● Your task
Please pull out the part of the records that opens with the first line and closes with the line containing "nav-guest-columns-label: Guest Columns", that line included, and reproduce every line in it unchanged.

● Records for this exercise
* * * * *
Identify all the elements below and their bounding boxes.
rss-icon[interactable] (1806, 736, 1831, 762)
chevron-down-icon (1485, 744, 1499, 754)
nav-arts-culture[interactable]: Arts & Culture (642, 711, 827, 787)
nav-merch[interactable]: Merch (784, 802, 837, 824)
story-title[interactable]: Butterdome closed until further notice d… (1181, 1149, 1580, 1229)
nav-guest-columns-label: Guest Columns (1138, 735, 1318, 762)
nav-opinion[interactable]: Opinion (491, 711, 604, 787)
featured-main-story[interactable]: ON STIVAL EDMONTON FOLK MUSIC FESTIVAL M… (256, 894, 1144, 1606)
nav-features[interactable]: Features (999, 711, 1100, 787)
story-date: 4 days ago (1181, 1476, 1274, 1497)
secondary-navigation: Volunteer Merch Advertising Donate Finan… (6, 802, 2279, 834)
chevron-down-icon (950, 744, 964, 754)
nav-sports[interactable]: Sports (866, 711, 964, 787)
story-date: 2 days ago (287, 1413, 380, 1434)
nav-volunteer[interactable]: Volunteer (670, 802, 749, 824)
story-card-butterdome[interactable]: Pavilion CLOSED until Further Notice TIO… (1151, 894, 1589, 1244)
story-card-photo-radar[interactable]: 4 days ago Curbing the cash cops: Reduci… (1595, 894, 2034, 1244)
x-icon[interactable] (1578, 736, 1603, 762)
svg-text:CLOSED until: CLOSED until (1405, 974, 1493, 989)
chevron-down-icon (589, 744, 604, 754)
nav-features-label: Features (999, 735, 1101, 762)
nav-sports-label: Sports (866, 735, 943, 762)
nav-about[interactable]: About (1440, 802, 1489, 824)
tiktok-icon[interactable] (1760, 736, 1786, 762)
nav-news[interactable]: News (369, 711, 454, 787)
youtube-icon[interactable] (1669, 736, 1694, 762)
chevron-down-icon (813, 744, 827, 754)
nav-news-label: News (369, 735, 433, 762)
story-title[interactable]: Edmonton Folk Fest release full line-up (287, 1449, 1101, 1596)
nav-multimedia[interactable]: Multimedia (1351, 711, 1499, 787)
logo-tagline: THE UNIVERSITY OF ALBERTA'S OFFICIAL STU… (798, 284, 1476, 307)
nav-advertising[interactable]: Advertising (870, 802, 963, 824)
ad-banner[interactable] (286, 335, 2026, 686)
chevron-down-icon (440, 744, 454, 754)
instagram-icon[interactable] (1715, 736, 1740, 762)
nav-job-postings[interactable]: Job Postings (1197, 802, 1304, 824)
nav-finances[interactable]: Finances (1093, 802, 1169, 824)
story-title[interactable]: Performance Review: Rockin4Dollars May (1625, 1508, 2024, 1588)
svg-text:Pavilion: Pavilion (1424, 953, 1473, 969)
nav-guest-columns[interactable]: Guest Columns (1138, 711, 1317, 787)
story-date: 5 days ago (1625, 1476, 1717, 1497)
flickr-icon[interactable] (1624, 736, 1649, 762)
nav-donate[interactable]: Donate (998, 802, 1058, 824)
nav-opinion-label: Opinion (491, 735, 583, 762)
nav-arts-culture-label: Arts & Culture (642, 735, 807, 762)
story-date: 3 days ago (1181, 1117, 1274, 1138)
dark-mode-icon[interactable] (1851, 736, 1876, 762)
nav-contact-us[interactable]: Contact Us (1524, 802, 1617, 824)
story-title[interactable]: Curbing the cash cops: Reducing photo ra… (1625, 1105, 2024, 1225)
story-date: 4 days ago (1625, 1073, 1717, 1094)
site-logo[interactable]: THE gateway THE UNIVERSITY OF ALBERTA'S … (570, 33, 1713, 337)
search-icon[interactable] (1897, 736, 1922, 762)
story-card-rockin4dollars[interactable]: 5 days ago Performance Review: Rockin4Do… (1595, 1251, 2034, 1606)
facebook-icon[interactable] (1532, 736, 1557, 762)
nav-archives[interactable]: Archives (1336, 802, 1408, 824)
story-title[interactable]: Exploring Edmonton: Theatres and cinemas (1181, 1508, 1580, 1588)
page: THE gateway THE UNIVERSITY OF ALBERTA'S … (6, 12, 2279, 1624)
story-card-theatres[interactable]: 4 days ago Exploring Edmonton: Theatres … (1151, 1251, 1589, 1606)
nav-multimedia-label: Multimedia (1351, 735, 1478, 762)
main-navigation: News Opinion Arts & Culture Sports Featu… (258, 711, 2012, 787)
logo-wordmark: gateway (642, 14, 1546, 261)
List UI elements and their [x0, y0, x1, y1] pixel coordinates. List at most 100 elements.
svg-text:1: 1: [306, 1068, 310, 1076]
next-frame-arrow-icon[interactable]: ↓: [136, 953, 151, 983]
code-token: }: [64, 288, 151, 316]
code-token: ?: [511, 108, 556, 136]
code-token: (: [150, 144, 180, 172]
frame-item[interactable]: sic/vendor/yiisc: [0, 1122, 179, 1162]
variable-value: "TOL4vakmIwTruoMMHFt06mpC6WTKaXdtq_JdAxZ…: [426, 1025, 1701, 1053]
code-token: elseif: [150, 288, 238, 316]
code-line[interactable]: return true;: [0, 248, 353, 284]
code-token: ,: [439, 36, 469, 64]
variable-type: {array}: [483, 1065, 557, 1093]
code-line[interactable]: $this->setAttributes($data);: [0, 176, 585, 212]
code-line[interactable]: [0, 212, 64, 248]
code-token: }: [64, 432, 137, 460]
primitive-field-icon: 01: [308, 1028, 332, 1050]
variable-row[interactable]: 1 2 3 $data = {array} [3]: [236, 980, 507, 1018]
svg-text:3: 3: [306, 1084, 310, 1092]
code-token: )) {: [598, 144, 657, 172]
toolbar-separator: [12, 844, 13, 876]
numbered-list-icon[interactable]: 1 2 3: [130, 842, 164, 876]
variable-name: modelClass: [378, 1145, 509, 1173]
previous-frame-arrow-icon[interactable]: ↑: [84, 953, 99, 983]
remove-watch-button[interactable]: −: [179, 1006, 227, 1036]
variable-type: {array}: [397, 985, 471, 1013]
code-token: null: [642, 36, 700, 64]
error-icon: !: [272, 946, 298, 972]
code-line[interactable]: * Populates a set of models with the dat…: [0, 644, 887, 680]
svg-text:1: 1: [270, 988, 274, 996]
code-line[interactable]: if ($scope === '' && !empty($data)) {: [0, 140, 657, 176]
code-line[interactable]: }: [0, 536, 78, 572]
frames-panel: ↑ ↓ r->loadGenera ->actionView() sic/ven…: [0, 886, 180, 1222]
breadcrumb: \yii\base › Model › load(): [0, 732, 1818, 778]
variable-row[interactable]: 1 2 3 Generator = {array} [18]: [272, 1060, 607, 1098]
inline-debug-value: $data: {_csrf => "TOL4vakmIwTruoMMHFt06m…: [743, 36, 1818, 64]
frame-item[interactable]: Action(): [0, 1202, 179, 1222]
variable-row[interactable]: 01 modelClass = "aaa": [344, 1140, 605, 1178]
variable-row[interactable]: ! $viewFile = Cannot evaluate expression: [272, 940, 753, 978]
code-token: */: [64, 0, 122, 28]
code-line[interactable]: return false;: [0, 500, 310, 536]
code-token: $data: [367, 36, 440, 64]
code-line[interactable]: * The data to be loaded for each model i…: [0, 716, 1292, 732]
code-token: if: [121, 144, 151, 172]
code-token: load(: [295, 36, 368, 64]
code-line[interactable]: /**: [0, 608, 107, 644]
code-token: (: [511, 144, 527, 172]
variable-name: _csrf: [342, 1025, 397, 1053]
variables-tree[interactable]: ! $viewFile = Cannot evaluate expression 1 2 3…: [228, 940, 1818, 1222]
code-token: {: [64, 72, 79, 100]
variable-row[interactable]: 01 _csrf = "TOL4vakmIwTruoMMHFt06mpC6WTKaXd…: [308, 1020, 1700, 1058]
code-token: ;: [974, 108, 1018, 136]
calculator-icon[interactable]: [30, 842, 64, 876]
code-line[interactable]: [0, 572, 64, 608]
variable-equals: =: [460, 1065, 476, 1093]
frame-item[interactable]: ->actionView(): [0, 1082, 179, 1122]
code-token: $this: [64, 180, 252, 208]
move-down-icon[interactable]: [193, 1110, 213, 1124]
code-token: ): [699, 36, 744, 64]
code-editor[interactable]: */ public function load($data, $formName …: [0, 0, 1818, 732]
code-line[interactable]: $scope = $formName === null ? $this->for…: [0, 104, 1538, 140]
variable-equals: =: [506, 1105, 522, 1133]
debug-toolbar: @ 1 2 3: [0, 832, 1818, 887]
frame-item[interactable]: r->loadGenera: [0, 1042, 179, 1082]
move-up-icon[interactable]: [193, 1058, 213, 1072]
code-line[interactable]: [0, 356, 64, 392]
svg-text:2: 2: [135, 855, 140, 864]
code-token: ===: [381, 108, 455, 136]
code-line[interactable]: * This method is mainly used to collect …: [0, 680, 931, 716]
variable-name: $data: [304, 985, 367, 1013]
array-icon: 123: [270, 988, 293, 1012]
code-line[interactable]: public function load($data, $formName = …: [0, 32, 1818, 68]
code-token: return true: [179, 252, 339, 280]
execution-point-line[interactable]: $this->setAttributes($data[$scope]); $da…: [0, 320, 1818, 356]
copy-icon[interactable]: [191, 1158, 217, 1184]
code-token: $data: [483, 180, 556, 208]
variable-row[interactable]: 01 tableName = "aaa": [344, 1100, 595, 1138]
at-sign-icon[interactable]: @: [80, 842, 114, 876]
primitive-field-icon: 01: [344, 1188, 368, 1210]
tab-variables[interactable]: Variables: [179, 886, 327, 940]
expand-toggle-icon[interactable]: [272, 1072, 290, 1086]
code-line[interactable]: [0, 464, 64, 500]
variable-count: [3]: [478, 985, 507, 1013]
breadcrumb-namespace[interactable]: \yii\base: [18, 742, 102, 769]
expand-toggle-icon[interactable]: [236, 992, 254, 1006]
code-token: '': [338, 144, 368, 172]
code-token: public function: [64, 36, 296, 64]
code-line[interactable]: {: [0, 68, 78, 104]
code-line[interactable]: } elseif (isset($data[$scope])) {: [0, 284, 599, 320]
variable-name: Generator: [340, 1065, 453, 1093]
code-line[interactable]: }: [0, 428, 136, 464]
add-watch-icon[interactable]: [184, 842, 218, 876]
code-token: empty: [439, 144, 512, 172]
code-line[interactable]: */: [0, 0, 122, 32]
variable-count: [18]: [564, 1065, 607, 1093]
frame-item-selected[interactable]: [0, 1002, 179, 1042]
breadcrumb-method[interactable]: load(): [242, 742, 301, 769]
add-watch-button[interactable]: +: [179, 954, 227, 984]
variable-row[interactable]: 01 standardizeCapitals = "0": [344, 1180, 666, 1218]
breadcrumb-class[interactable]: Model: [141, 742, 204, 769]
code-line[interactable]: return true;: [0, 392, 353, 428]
* * * * *
● Solution to this task
Identify all the elements below and their bounding boxes.
rss-icon[interactable] (1806, 736, 1831, 762)
chevron-down-icon (1485, 744, 1499, 754)
nav-arts-culture[interactable]: Arts & Culture (642, 711, 827, 787)
nav-merch[interactable]: Merch (784, 802, 837, 824)
story-title[interactable]: Butterdome closed until further notice d… (1181, 1149, 1580, 1229)
nav-guest-columns-label: Guest Columns (1138, 735, 1318, 762)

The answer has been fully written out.